Below are some entries; can you quote all of them exactly?

Dataset records
++++++++++++++++++++
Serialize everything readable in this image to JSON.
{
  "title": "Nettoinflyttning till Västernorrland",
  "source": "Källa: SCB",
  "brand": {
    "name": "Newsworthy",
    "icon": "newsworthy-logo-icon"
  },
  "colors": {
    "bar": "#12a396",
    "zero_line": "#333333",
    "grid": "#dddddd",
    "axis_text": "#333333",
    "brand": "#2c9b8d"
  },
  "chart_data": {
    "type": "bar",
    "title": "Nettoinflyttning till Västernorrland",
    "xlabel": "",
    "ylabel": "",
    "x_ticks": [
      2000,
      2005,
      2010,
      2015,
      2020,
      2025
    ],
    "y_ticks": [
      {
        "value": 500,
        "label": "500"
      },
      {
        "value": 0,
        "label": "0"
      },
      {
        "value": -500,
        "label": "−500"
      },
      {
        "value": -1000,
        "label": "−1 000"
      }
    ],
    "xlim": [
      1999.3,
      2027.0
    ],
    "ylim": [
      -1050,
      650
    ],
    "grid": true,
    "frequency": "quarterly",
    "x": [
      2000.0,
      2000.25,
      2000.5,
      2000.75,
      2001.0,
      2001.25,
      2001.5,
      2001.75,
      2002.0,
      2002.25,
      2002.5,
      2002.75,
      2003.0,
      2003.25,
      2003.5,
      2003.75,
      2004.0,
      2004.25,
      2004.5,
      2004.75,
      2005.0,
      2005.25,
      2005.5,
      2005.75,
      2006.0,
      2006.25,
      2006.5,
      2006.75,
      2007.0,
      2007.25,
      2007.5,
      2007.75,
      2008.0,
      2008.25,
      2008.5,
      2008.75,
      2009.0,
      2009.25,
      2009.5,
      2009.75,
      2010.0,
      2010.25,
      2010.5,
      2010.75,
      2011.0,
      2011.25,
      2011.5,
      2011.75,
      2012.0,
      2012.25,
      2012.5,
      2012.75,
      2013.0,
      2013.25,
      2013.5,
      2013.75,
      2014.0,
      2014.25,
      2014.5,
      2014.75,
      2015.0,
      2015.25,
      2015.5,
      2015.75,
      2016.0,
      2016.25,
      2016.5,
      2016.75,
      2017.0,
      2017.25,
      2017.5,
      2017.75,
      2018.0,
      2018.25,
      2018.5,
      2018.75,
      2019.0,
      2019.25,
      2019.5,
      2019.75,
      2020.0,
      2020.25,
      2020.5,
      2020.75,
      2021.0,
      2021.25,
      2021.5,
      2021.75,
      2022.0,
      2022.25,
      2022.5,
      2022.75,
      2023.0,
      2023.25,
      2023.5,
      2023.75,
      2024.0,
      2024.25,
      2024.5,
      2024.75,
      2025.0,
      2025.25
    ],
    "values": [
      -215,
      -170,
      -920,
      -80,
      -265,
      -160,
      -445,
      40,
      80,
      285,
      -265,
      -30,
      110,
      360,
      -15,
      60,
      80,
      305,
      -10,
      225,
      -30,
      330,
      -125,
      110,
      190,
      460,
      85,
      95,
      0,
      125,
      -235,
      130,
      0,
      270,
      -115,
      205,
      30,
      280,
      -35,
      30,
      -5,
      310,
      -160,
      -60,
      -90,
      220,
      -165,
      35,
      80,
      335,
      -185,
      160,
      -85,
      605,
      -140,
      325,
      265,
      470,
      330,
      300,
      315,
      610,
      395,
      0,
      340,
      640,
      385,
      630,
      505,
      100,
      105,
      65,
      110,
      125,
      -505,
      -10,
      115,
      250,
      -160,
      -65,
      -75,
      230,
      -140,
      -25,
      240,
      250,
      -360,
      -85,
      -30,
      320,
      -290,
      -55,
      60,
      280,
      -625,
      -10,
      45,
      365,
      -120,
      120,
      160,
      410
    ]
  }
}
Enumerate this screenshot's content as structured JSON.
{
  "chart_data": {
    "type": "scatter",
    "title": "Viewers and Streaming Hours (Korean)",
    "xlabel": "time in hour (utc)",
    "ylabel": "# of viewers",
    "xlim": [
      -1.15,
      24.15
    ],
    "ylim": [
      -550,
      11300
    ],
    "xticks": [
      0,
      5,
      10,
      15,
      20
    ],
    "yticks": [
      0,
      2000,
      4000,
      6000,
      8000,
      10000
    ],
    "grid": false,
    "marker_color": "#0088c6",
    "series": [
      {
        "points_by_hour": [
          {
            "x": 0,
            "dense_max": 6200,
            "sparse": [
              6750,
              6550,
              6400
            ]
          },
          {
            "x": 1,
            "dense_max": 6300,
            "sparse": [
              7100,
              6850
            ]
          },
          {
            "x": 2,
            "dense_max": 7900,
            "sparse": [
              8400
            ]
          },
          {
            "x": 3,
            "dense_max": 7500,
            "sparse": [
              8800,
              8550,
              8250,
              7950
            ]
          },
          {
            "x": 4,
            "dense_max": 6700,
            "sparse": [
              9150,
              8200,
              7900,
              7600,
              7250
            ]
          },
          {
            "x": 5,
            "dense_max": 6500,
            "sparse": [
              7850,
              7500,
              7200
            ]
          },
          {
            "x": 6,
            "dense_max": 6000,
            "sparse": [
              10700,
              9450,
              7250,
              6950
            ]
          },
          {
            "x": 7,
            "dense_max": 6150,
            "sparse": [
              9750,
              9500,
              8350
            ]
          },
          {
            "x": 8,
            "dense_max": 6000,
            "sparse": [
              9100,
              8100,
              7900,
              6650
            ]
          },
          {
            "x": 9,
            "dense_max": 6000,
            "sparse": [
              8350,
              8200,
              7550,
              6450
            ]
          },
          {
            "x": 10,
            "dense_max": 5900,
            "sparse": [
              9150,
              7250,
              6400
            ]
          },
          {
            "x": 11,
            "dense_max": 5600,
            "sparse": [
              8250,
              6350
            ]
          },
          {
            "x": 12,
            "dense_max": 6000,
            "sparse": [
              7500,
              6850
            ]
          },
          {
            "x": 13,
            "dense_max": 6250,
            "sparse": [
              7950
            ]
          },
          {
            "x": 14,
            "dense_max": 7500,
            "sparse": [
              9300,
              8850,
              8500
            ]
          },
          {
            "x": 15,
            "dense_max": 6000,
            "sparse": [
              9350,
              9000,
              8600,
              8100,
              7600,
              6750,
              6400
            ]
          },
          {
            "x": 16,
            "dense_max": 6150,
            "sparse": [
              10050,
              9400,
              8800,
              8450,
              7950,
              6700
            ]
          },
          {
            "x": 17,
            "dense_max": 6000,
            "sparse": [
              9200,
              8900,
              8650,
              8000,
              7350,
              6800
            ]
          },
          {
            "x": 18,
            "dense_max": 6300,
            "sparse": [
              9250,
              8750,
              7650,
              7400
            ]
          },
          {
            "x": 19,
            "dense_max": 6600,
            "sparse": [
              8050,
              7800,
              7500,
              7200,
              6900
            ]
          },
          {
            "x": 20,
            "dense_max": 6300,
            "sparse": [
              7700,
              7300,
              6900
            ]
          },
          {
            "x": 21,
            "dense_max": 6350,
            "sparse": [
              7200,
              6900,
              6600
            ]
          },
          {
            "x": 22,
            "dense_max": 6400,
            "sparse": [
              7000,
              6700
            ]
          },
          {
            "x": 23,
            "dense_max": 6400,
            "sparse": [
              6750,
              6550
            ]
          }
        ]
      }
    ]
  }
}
++++++++++++++++++++
Answer to this exercise —
Serialize everything readable in this image to JSON.
{
  "title": "Nettoinflyttning till Västernorrland",
  "source": "Källa: SCB",
  "brand": {
    "name": "Newsworthy",
    "icon": "newsworthy-logo-icon"
  },
  "colors": {
    "bar": "#12a396",
    "zero_line": "#333333",
    "grid": "#dddddd",
    "axis_text": "#333333",
    "brand": "#2c9b8d"
  },
  "chart_data": {
    "type": "bar",
    "title": "Nettoinflyttning till Västernorrland",
    "xlabel": "",
    "ylabel": "",
    "x_ticks": [
      2000,
      2005,
      2010,
      2015,
      2020,
      2025
    ],
    "y_ticks": [
      {
        "value": 500,
        "label": "500"
      },
      {
        "value": 0,
        "label": "0"
      },
      {
        "value": -500,
        "label": "−500"
      },
      {
        "value": -1000,
        "label": "−1 000"
      }
    ],
    "xlim": [
      1999.3,
      2027.0
    ],
    "ylim": [
      -1050,
      650
    ],
    "grid": true,
    "frequency": "quarterly",
    "x": [
      2000.0,
      2000.25,
      2000.5,
      2000.75,
      2001.0,
      2001.25,
      2001.5,
      2001.75,
      2002.0,
      2002.25,
      2002.5,
      2002.75,
      2003.0,
      2003.25,
      2003.5,
      2003.75,
      2004.0,
      2004.25,
      2004.5,
      2004.75,
      2005.0,
      2005.25,
      2005.5,
      2005.75,
      2006.0,
      2006.25,
      2006.5,
      2006.75,
      2007.0,
      2007.25,
      2007.5,
      2007.75,
      2008.0,
      2008.25,
      2008.5,
      2008.75,
      2009.0,
      2009.25,
      2009.5,
      2009.75,
      2010.0,
      2010.25,
      2010.5,
      2010.75,
      2011.0,
      2011.25,
      2011.5,
      2011.75,
      2012.0,
      2012.25,
      2012.5,
      2012.75,
      2013.0,
      2013.25,
      2013.5,
      2013.75,
      2014.0,
      2014.25,
      2014.5,
      2014.75,
      2015.0,
      2015.25,
      2015.5,
      2015.75,
      2016.0,
      2016.25,
      2016.5,
      2016.75,
      2017.0,
      2017.25,
      2017.5,
      2017.75,
      2018.0,
      2018.25,
      2018.5,
      2018.75,
      2019.0,
      2019.25,
      2019.5,
      2019.75,
      2020.0,
      2020.25,
      2020.5,
      2020.75,
      2021.0,
      2021.25,
      2021.5,
      2021.75,
      2022.0,
      2022.25,
      2022.5,
      2022.75,
      2023.0,
      2023.25,
      2023.5,
      2023.75,
      2024.0,
      2024.25,
      2024.5,
      2024.75,
      2025.0,
      2025.25
    ],
    "values": [
      -215,
      -170,
      -920,
      -80,
      -265,
      -160,
      -445,
      40,
      80,
      285,
      -265,
      -30,
      110,
      360,
      -15,
      60,
      80,
      305,
      -10,
      225,
      -30,
      330,
      -125,
      110,
      190,
      460,
      85,
      95,
      0,
      125,
      -235,
      130,
      0,
      270,
      -115,
      205,
      30,
      280,
      -35,
      30,
      -5,
      310,
      -160,
      -60,
      -90,
      220,
      -165,
      35,
      80,
      335,
      -185,
      160,
      -85,
      605,
      -140,
      325,
      265,
      470,
      330,
      300,
      315,
      610,
      395,
      0,
      340,
      640,
      385,
      630,
      505,
      100,
      105,
      65,
      110,
      125,
      -505,
      -10,
      115,
      250,
      -160,
      -65,
      -75,
      230,
      -140,
      -25,
      240,
      250,
      -360,
      -85,
      -30,
      320,
      -290,
      -55,
      60,
      280,
      -625,
      -10,
      45,
      365,
      -120,
      120,
      160,
      410
    ]
  }
}
Enumerate this screenshot's content as structured JSON.
{
  "chart_data": {
    "type": "scatter",
    "title": "Viewers and Streaming Hours (Korean)",
    "xlabel": "time in hour (utc)",
    "ylabel": "# of viewers",
    "xlim": [
      -1.15,
      24.15
    ],
    "ylim": [
      -550,
      11300
    ],
    "xticks": [
      0,
      5,
      10,
      15,
      20
    ],
    "yticks": [
      0,
      2000,
      4000,
      6000,
      8000,
      10000
    ],
    "grid": false,
    "marker_color": "#0088c6",
    "series": [
      {
        "points_by_hour": [
          {
            "x": 0,
            "dense_max": 6200,
            "sparse": [
              6750,
              6550,
              6400
            ]
          },
          {
            "x": 1,
            "dense_max": 6300,
            "sparse": [
              7100,
              6850
            ]
          },
          {
            "x": 2,
            "dense_max": 7900,
            "sparse": [
              8400
            ]
          },
          {
            "x": 3,
            "dense_max": 7500,
            "sparse": [
              8800,
              8550,
              8250,
              7950
            ]
          },
          {
            "x": 4,
            "dense_max": 6700,
            "sparse": [
              9150,
              8200,
              7900,
              7600,
              7250
            ]
          },
          {
            "x": 5,
            "dense_max": 6500,
            "sparse": [
              7850,
              7500,
              7200
            ]
          },
          {
            "x": 6,
            "dense_max": 6000,
            "sparse": [
              10700,
              9450,
              7250,
              6950
            ]
          },
          {
            "x": 7,
            "dense_max": 6150,
            "sparse": [
              9750,
              9500,
              8350
            ]
          },
          {
            "x": 8,
            "dense_max": 6000,
            "sparse": [
              9100,
              8100,
              7900,
              6650
            ]
          },
          {
            "x": 9,
            "dense_max": 6000,
            "sparse": [
              8350,
              8200,
              7550,
              6450
            ]
          },
          {
            "x": 10,
            "dense_max": 5900,
            "sparse": [
              9150,
              7250,
              6400
            ]
          },
          {
            "x": 11,
            "dense_max": 5600,
            "sparse": [
              8250,
              6350
            ]
          },
          {
            "x": 12,
            "dense_max": 6000,
            "sparse": [
              7500,
              6850
            ]
          },
          {
            "x": 13,
            "dense_max": 6250,
            "sparse": [
              7950
            ]
          },
          {
            "x": 14,
            "dense_max": 7500,
            "sparse": [
              9300,
              8850,
              8500
            ]
          },
          {
            "x": 15,
            "dense_max": 6000,
            "sparse": [
              9350,
              9000,
              8600,
              8100,
              7600,
              6750,
              6400
            ]
          },
          {
            "x": 16,
            "dense_max": 6150,
            "sparse": [
              10050,
              9400,
              8800,
              8450,
              7950,
              6700
            ]
          },
          {
            "x": 17,
            "dense_max": 6000,
            "sparse": [
              9200,
              8900,
              8650,
              8000,
              7350,
              6800
            ]
          },
          {
            "x": 18,
            "dense_max": 6300,
            "sparse": [
              9250,
              8750,
              7650,
              7400
            ]
          },
          {
            "x": 19,
            "dense_max": 6600,
            "sparse": [
              8050,
              7800,
              7500,
              7200,
              6900
            ]
          },
          {
            "x": 20,
            "dense_max": 6300,
            "sparse": [
              7700,
              7300,
              6900
            ]
          },
          {
            "x": 21,
            "dense_max": 6350,
            "sparse": [
              7200,
              6900,
              6600
            ]
          },
          {
            "x": 22,
            "dense_max": 6400,
            "sparse": [
              7000,
              6700
            ]
          },
          {
            "x": 23,
            "dense_max": 6400,
            "sparse": [
              6750,
              6550
            ]
          }
        ]
      }
    ]
  }
}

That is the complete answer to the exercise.